=== Entries provided ===
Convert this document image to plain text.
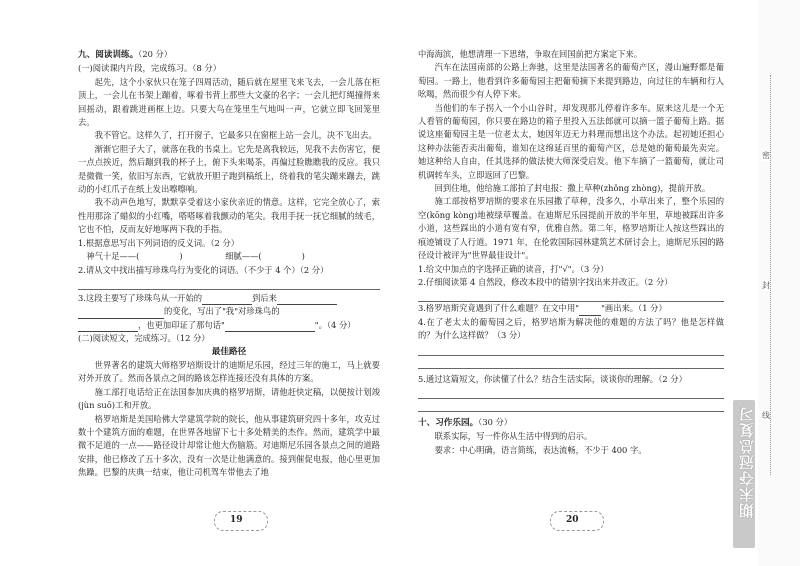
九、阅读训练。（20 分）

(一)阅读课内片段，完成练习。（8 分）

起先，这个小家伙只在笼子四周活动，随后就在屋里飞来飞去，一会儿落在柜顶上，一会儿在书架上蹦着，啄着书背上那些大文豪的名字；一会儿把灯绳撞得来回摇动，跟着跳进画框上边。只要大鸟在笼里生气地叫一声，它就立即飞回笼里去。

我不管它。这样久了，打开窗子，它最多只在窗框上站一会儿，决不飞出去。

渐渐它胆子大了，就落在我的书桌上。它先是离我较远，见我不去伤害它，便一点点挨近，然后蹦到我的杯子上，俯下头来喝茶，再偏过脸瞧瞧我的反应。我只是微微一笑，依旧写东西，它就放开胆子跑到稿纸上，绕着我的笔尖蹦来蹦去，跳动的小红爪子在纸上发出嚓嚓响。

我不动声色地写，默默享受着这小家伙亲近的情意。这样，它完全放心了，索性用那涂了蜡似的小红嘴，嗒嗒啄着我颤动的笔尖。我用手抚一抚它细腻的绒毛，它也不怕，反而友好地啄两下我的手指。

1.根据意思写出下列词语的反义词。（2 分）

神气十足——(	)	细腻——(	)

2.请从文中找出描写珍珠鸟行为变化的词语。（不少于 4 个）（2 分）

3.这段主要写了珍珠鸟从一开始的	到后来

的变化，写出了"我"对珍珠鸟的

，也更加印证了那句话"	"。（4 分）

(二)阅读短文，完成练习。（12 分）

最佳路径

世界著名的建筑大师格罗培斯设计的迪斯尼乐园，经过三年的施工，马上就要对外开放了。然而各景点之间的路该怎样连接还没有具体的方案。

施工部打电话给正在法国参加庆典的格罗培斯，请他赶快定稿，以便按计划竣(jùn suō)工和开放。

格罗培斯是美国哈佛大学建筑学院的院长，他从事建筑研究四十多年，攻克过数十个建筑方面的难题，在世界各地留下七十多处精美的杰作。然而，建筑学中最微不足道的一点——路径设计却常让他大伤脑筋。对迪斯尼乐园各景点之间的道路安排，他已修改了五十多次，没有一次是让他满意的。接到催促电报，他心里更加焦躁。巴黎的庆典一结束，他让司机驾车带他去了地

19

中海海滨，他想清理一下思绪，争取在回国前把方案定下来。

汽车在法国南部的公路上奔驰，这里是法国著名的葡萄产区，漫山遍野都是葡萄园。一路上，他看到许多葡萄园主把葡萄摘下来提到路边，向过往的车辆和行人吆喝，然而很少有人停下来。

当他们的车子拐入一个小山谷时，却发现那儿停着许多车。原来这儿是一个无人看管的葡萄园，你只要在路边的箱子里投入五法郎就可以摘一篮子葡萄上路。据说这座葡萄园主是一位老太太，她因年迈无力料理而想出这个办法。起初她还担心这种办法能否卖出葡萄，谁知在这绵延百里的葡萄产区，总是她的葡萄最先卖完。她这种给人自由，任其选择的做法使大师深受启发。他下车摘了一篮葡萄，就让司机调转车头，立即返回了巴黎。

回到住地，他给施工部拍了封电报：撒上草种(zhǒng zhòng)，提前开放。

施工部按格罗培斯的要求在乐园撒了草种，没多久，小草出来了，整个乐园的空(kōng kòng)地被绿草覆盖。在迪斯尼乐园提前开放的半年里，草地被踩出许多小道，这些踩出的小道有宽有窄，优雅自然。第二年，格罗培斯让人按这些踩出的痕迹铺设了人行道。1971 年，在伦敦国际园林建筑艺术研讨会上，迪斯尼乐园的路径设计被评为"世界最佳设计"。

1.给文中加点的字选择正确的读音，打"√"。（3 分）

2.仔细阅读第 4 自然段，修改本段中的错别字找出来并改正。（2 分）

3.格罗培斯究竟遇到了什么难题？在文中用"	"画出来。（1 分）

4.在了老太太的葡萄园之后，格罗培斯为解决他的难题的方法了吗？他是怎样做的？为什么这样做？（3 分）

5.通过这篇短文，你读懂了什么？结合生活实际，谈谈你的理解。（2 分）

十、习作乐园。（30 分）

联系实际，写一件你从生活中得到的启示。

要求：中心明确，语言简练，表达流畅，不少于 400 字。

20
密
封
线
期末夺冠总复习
===
Problem details:
Leave the pictures out and reproduce each record exactly as written.

Result of the exercise:
Convert this document image to plain text.
九、阅读训练。（20 分）

(一)阅读课内片段，完成练习。（8 分）

起先，这个小家伙只在笼子四周活动，随后就在屋里飞来飞去，一会儿落在柜顶上，一会儿在书架上蹦着，啄着书背上那些大文豪的名字；一会儿把灯绳撞得来回摇动，跟着跳进画框上边。只要大鸟在笼里生气地叫一声，它就立即飞回笼里去。

我不管它。这样久了，打开窗子，它最多只在窗框上站一会儿，决不飞出去。

渐渐它胆子大了，就落在我的书桌上。它先是离我较远，见我不去伤害它，便一点点挨近，然后蹦到我的杯子上，俯下头来喝茶，再偏过脸瞧瞧我的反应。我只是微微一笑，依旧写东西，它就放开胆子跑到稿纸上，绕着我的笔尖蹦来蹦去，跳动的小红爪子在纸上发出嚓嚓响。

我不动声色地写，默默享受着这小家伙亲近的情意。这样，它完全放心了，索性用那涂了蜡似的小红嘴，嗒嗒啄着我颤动的笔尖。我用手抚一抚它细腻的绒毛，它也不怕，反而友好地啄两下我的手指。

1.根据意思写出下列词语的反义词。（2 分）

神气十足——(	)	细腻——(	)

2.请从文中找出描写珍珠鸟行为变化的词语。（不少于 4 个）（2 分）

3.这段主要写了珍珠鸟从一开始的	到后来

的变化，写出了"我"对珍珠鸟的

，也更加印证了那句话"	"。（4 分）

(二)阅读短文，完成练习。（12 分）

最佳路径

世界著名的建筑大师格罗培斯设计的迪斯尼乐园，经过三年的施工，马上就要对外开放了。然而各景点之间的路该怎样连接还没有具体的方案。

施工部打电话给正在法国参加庆典的格罗培斯，请他赶快定稿，以便按计划竣(jùn suō)工和开放。

格罗培斯是美国哈佛大学建筑学院的院长，他从事建筑研究四十多年，攻克过数十个建筑方面的难题，在世界各地留下七十多处精美的杰作。然而，建筑学中最微不足道的一点——路径设计却常让他大伤脑筋。对迪斯尼乐园各景点之间的道路安排，他已修改了五十多次，没有一次是让他满意的。接到催促电报，他心里更加焦躁。巴黎的庆典一结束，他让司机驾车带他去了地

19

中海海滨，他想清理一下思绪，争取在回国前把方案定下来。

汽车在法国南部的公路上奔驰，这里是法国著名的葡萄产区，漫山遍野都是葡萄园。一路上，他看到许多葡萄园主把葡萄摘下来提到路边，向过往的车辆和行人吆喝，然而很少有人停下来。

当他们的车子拐入一个小山谷时，却发现那儿停着许多车。原来这儿是一个无人看管的葡萄园，你只要在路边的箱子里投入五法郎就可以摘一篮子葡萄上路。据说这座葡萄园主是一位老太太，她因年迈无力料理而想出这个办法。起初她还担心这种办法能否卖出葡萄，谁知在这绵延百里的葡萄产区，总是她的葡萄最先卖完。她这种给人自由，任其选择的做法使大师深受启发。他下车摘了一篮葡萄，就让司机调转车头，立即返回了巴黎。

回到住地，他给施工部拍了封电报：撒上草种(zhǒng zhòng)，提前开放。

施工部按格罗培斯的要求在乐园撒了草种，没多久，小草出来了，整个乐园的空(kōng kòng)地被绿草覆盖。在迪斯尼乐园提前开放的半年里，草地被踩出许多小道，这些踩出的小道有宽有窄，优雅自然。第二年，格罗培斯让人按这些踩出的痕迹铺设了人行道。1971 年，在伦敦国际园林建筑艺术研讨会上，迪斯尼乐园的路径设计被评为"世界最佳设计"。

1.给文中加点的字选择正确的读音，打"√"。（3 分）

2.仔细阅读第 4 自然段，修改本段中的错别字找出来并改正。（2 分）

3.格罗培斯究竟遇到了什么难题？在文中用"	"画出来。（1 分）

4.在了老太太的葡萄园之后，格罗培斯为解决他的难题的方法了吗？他是怎样做的？为什么这样做？（3 分）

5.通过这篇短文，你读懂了什么？结合生活实际，谈谈你的理解。（2 分）

十、习作乐园。（30 分）

联系实际，写一件你从生活中得到的启示。

要求：中心明确，语言简练，表达流畅，不少于 400 字。

20
密
封
线
期末夺冠总复习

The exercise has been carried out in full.